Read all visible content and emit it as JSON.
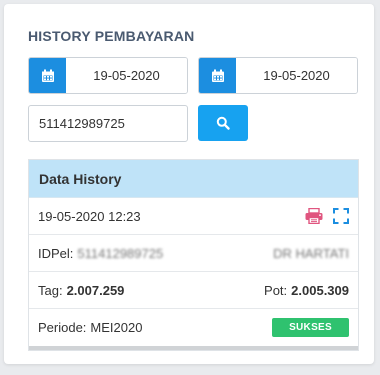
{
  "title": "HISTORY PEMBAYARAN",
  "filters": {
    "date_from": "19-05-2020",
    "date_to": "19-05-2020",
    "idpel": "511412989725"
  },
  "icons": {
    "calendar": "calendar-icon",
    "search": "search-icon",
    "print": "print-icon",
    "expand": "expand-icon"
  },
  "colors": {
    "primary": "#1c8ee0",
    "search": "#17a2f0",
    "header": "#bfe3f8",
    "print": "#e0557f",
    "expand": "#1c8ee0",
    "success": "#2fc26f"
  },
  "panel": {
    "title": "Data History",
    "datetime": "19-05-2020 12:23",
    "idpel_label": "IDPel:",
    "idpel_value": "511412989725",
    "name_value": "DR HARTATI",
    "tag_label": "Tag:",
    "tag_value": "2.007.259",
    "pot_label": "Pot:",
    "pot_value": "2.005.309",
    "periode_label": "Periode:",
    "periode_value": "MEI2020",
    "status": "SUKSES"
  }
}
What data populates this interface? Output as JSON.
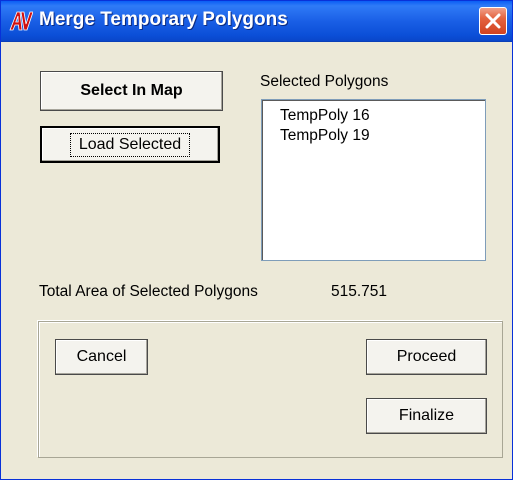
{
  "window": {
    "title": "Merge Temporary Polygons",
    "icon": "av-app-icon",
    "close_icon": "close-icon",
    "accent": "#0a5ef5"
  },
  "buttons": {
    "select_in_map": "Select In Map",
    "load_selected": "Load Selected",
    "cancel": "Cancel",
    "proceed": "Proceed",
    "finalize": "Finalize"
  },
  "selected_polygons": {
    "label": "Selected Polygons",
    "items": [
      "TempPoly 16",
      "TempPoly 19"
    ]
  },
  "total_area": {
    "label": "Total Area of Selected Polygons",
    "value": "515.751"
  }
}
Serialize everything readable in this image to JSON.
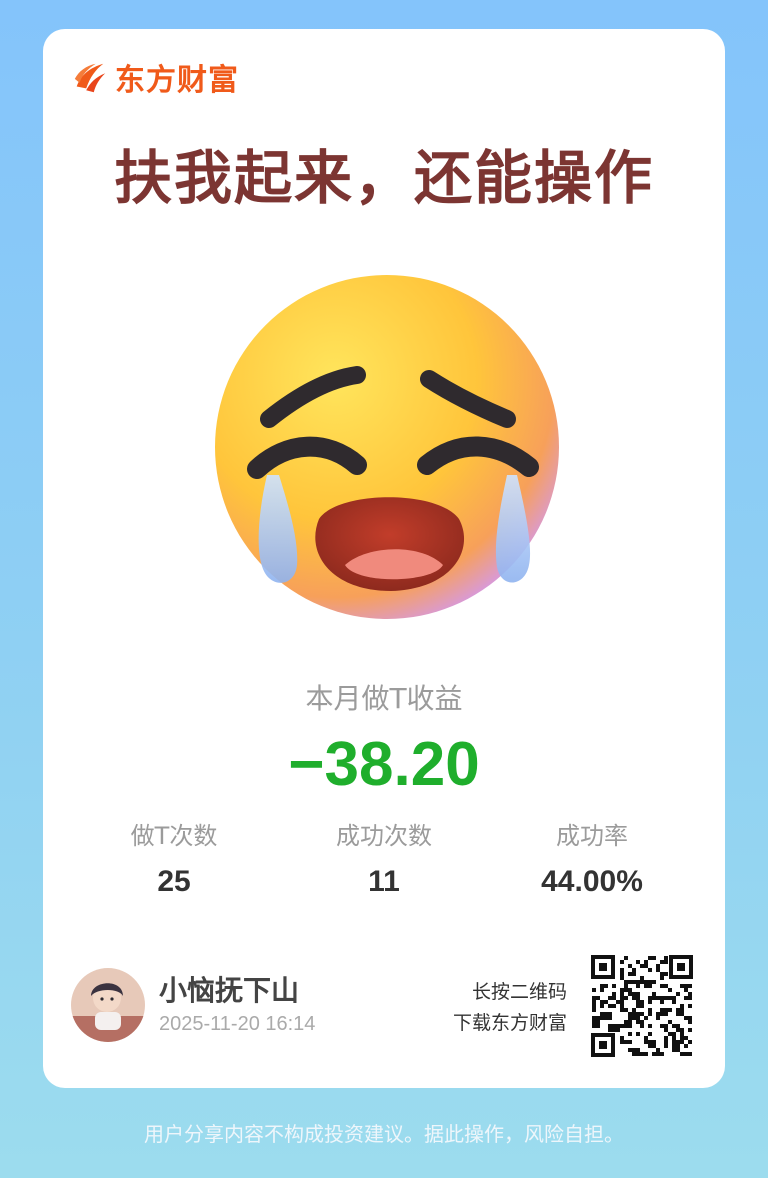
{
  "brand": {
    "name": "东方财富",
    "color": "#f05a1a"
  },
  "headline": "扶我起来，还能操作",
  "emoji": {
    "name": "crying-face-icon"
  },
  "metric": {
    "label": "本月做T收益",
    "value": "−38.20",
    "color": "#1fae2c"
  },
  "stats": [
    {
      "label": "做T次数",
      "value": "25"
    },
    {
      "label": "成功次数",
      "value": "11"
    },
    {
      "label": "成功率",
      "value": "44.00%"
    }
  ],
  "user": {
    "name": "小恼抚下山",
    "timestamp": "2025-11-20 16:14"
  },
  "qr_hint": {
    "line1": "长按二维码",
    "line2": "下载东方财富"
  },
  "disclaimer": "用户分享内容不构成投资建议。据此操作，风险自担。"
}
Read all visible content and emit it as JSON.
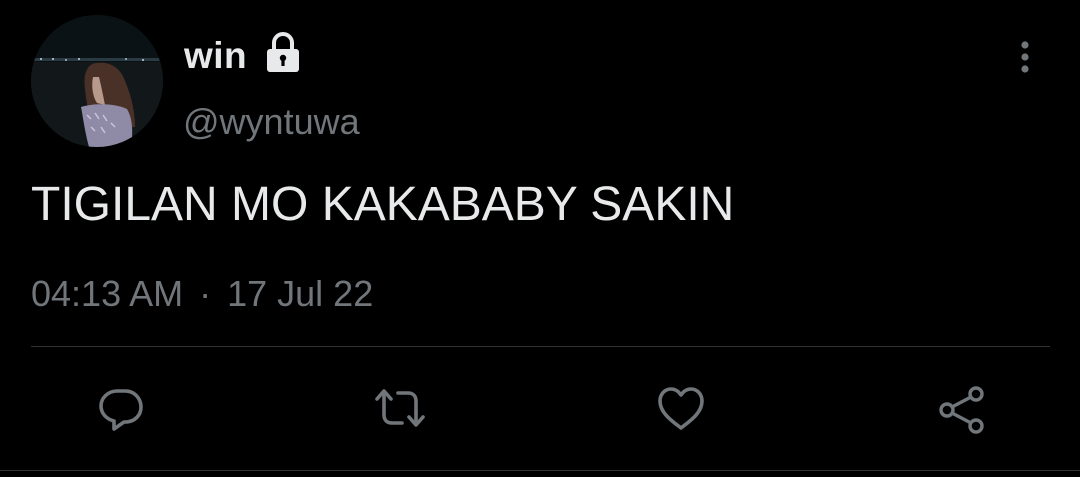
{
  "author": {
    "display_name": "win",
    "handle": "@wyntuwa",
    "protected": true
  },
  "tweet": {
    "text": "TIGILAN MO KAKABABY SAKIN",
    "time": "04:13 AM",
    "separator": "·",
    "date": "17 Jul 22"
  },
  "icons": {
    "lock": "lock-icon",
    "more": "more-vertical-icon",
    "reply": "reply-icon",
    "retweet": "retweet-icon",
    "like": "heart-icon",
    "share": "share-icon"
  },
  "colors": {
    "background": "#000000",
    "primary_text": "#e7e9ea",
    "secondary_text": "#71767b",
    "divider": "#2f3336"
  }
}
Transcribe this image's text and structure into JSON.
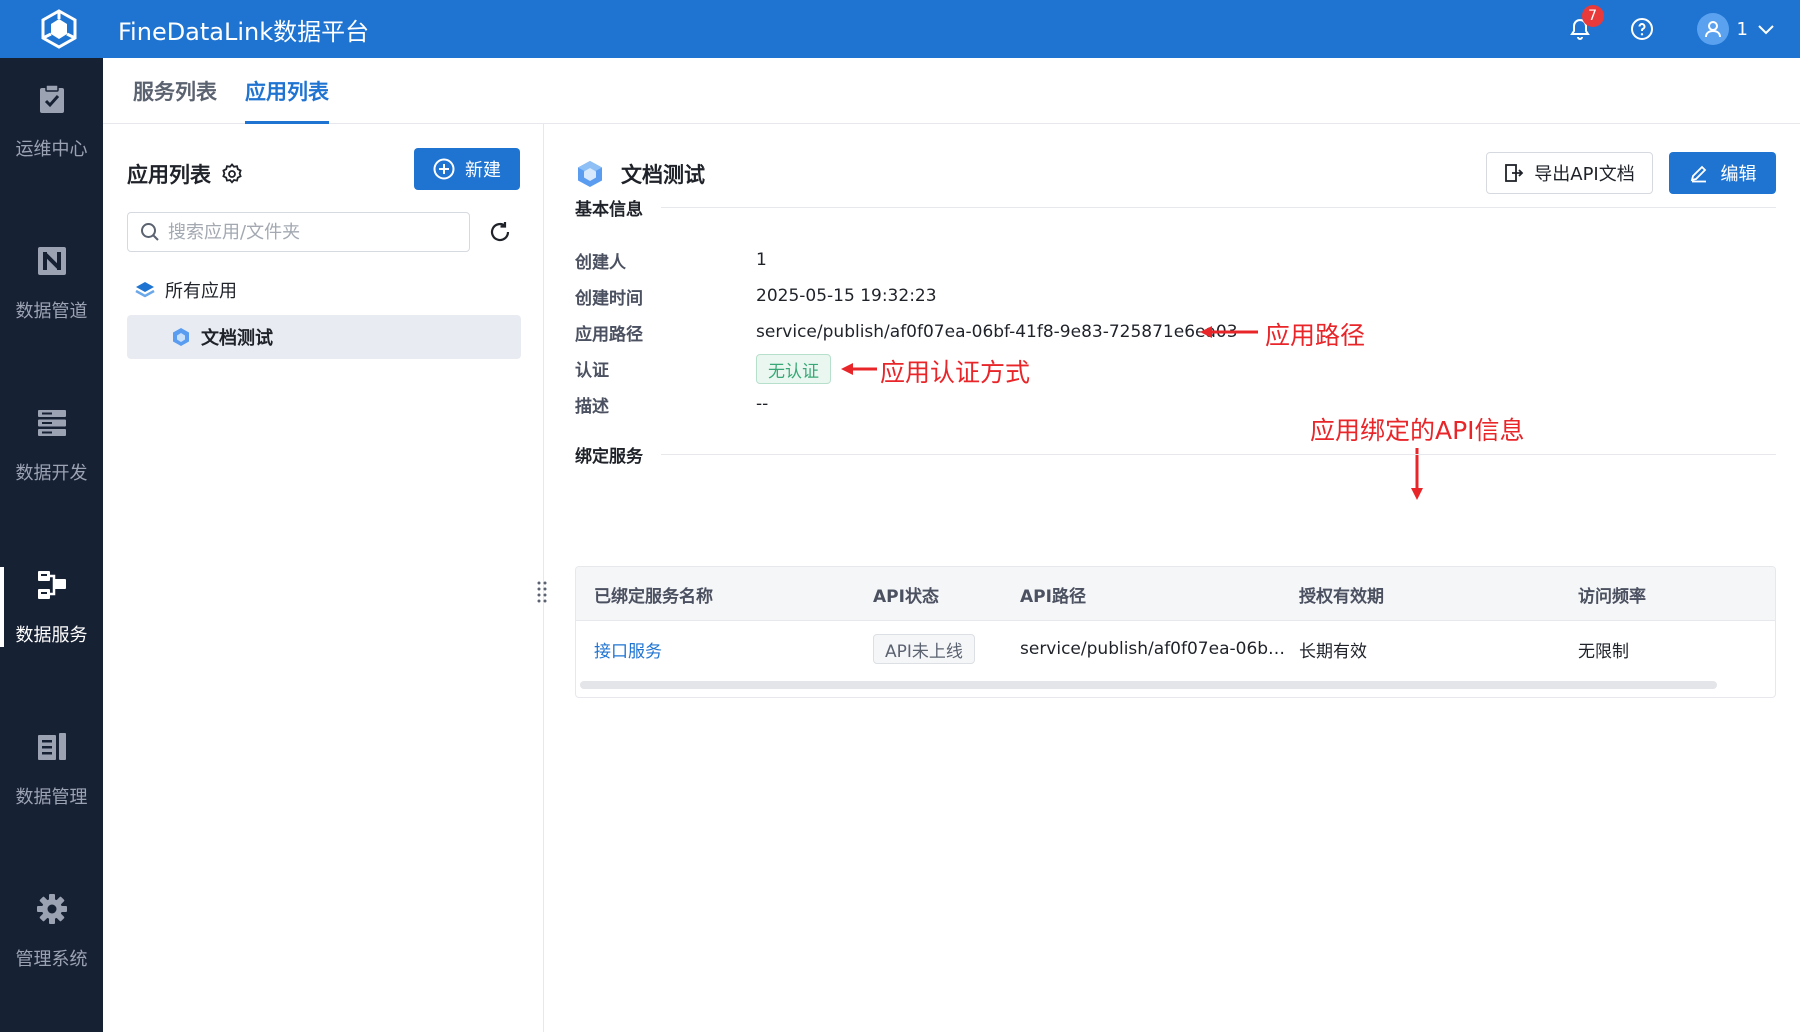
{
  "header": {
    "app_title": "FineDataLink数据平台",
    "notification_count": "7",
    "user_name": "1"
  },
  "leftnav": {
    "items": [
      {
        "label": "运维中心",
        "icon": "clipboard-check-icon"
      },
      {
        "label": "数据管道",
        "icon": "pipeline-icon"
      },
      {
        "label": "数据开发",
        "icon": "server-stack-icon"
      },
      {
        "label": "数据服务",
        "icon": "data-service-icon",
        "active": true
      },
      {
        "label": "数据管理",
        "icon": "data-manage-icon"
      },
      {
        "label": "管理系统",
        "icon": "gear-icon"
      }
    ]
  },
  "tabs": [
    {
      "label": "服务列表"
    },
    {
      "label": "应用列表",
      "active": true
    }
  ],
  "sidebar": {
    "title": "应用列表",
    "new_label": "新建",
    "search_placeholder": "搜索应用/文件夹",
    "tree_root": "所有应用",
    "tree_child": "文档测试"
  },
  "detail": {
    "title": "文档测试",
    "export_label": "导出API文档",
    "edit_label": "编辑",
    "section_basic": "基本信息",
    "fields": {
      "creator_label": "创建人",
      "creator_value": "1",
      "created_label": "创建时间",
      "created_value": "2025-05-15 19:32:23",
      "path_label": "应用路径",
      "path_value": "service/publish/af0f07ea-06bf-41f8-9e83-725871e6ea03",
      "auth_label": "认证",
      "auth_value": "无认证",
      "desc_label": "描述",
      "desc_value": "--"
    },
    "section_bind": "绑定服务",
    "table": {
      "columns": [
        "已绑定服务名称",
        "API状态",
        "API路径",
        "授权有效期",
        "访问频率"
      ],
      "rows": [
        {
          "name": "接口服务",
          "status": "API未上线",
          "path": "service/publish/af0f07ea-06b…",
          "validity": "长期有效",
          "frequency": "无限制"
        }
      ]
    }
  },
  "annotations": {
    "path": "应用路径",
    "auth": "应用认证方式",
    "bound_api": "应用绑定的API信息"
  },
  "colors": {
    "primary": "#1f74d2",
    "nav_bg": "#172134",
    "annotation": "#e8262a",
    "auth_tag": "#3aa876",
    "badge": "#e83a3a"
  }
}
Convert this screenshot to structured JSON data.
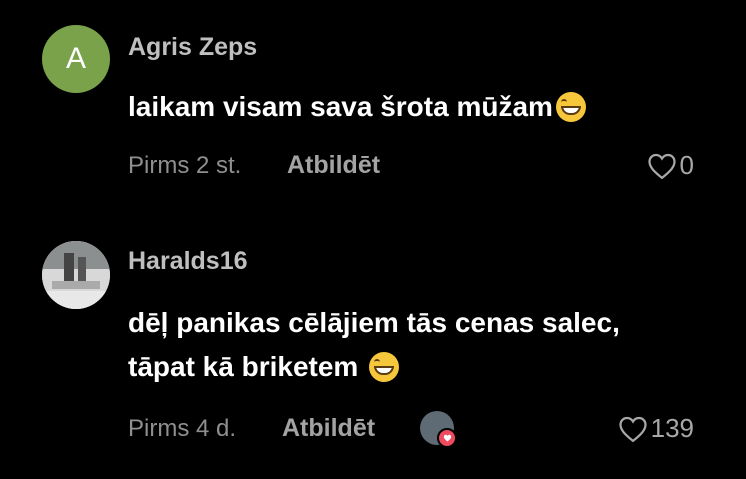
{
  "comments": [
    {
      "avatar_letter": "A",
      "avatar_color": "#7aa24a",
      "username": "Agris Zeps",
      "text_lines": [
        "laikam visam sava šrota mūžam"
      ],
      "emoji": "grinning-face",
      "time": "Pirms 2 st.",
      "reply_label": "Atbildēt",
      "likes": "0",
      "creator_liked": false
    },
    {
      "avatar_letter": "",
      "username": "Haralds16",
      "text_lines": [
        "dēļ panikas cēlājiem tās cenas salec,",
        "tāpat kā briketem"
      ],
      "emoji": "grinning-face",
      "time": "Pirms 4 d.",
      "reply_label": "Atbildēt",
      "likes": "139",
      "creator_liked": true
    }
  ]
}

*****

● AIM:
Write the material out again exactly as it appears, dropping the pictures.

● SOLUTION TO THIS TASK:
Read all visible content and emit it as JSON.
{
  "title": "HISTORY PEMBAYARAN",
  "filters": {
    "date_from": "19-05-2020",
    "date_to": "19-05-2020",
    "idpel": "511412989725"
  },
  "icons": {
    "calendar": "calendar-icon",
    "search": "search-icon",
    "print": "print-icon",
    "expand": "expand-icon"
  },
  "colors": {
    "primary": "#1c8ee0",
    "search": "#17a2f0",
    "header": "#bfe3f8",
    "print": "#e0557f",
    "expand": "#1c8ee0",
    "success": "#2fc26f"
  },
  "panel": {
    "title": "Data History",
    "datetime": "19-05-2020 12:23",
    "idpel_label": "IDPel:",
    "idpel_value": "511412989725",
    "name_value": "DR HARTATI",
    "tag_label": "Tag:",
    "tag_value": "2.007.259",
    "pot_label": "Pot:",
    "pot_value": "2.005.309",
    "periode_label": "Periode:",
    "periode_value": "MEI2020",
    "status": "SUKSES"
  }
}
What data populates this interface? Output as JSON.
{
  "window": {
    "title": "Merge Temporary Polygons",
    "icon": "av-app-icon",
    "close_icon": "close-icon",
    "accent": "#0a5ef5"
  },
  "buttons": {
    "select_in_map": "Select In Map",
    "load_selected": "Load Selected",
    "cancel": "Cancel",
    "proceed": "Proceed",
    "finalize": "Finalize"
  },
  "selected_polygons": {
    "label": "Selected Polygons",
    "items": [
      "TempPoly 16",
      "TempPoly 19"
    ]
  },
  "total_area": {
    "label": "Total Area of Selected Polygons",
    "value": "515.751"
  }
}
Serialize everything readable in this image to JSON.
{
  "brand": {
    "name": "东方财富",
    "color": "#f05a1a"
  },
  "headline": "扶我起来，还能操作",
  "emoji": {
    "name": "crying-face-icon"
  },
  "metric": {
    "label": "本月做T收益",
    "value": "−38.20",
    "color": "#1fae2c"
  },
  "stats": [
    {
      "label": "做T次数",
      "value": "25"
    },
    {
      "label": "成功次数",
      "value": "11"
    },
    {
      "label": "成功率",
      "value": "44.00%"
    }
  ],
  "user": {
    "name": "小恼抚下山",
    "timestamp": "2025-11-20 16:14"
  },
  "qr_hint": {
    "line1": "长按二维码",
    "line2": "下载东方财富"
  },
  "disclaimer": "用户分享内容不构成投资建议。据此操作，风险自担。"
}
Read all visible content and emit it as JSON.
{
  "author": {
    "display_name": "win",
    "handle": "@wyntuwa",
    "protected": true
  },
  "tweet": {
    "text": "TIGILAN MO KAKABABY SAKIN",
    "time": "04:13 AM",
    "separator": "·",
    "date": "17 Jul 22"
  },
  "icons": {
    "lock": "lock-icon",
    "more": "more-vertical-icon",
    "reply": "reply-icon",
    "retweet": "retweet-icon",
    "like": "heart-icon",
    "share": "share-icon"
  },
  "colors": {
    "background": "#000000",
    "primary_text": "#e7e9ea",
    "secondary_text": "#71767b",
    "divider": "#2f3336"
  }
}
Transcribe this image's text and structure into JSON.
{
  "header": {
    "app_title": "FineDataLink数据平台",
    "notification_count": "7",
    "user_name": "1"
  },
  "leftnav": {
    "items": [
      {
        "label": "运维中心",
        "icon": "clipboard-check-icon"
      },
      {
        "label": "数据管道",
        "icon": "pipeline-icon"
      },
      {
        "label": "数据开发",
        "icon": "server-stack-icon"
      },
      {
        "label": "数据服务",
        "icon": "data-service-icon",
        "active": true
      },
      {
        "label": "数据管理",
        "icon": "data-manage-icon"
      },
      {
        "label": "管理系统",
        "icon": "gear-icon"
      }
    ]
  },
  "tabs": [
    {
      "label": "服务列表"
    },
    {
      "label": "应用列表",
      "active": true
    }
  ],
  "sidebar": {
    "title": "应用列表",
    "new_label": "新建",
    "search_placeholder": "搜索应用/文件夹",
    "tree_root": "所有应用",
    "tree_child": "文档测试"
  },
  "detail": {
    "title": "文档测试",
    "export_label": "导出API文档",
    "edit_label": "编辑",
    "section_basic": "基本信息",
    "fields": {
      "creator_label": "创建人",
      "creator_value": "1",
      "created_label": "创建时间",
      "created_value": "2025-05-15 19:32:23",
      "path_label": "应用路径",
      "path_value": "service/publish/af0f07ea-06bf-41f8-9e83-725871e6ea03",
      "auth_label": "认证",
      "auth_value": "无认证",
      "desc_label": "描述",
      "desc_value": "--"
    },
    "section_bind": "绑定服务",
    "table": {
      "columns": [
        "已绑定服务名称",
        "API状态",
        "API路径",
        "授权有效期",
        "访问频率"
      ],
      "rows": [
        {
          "name": "接口服务",
          "status": "API未上线",
          "path": "service/publish/af0f07ea-06b…",
          "validity": "长期有效",
          "frequency": "无限制"
        }
      ]
    }
  },
  "annotations": {
    "path": "应用路径",
    "auth": "应用认证方式",
    "bound_api": "应用绑定的API信息"
  },
  "colors": {
    "primary": "#1f74d2",
    "nav_bg": "#172134",
    "annotation": "#e8262a",
    "auth_tag": "#3aa876",
    "badge": "#e83a3a"
  }
}
Convert this screenshot to structured JSON data.
{
  "comments": [
    {
      "avatar_letter": "A",
      "avatar_color": "#7aa24a",
      "username": "Agris Zeps",
      "text_lines": [
        "laikam visam sava šrota mūžam"
      ],
      "emoji": "grinning-face",
      "time": "Pirms 2 st.",
      "reply_label": "Atbildēt",
      "likes": "0",
      "creator_liked": false
    },
    {
      "avatar_letter": "",
      "username": "Haralds16",
      "text_lines": [
        "dēļ panikas cēlājiem tās cenas salec,",
        "tāpat kā briketem"
      ],
      "emoji": "grinning-face",
      "time": "Pirms 4 d.",
      "reply_label": "Atbildēt",
      "likes": "139",
      "creator_liked": true
    }
  ]
}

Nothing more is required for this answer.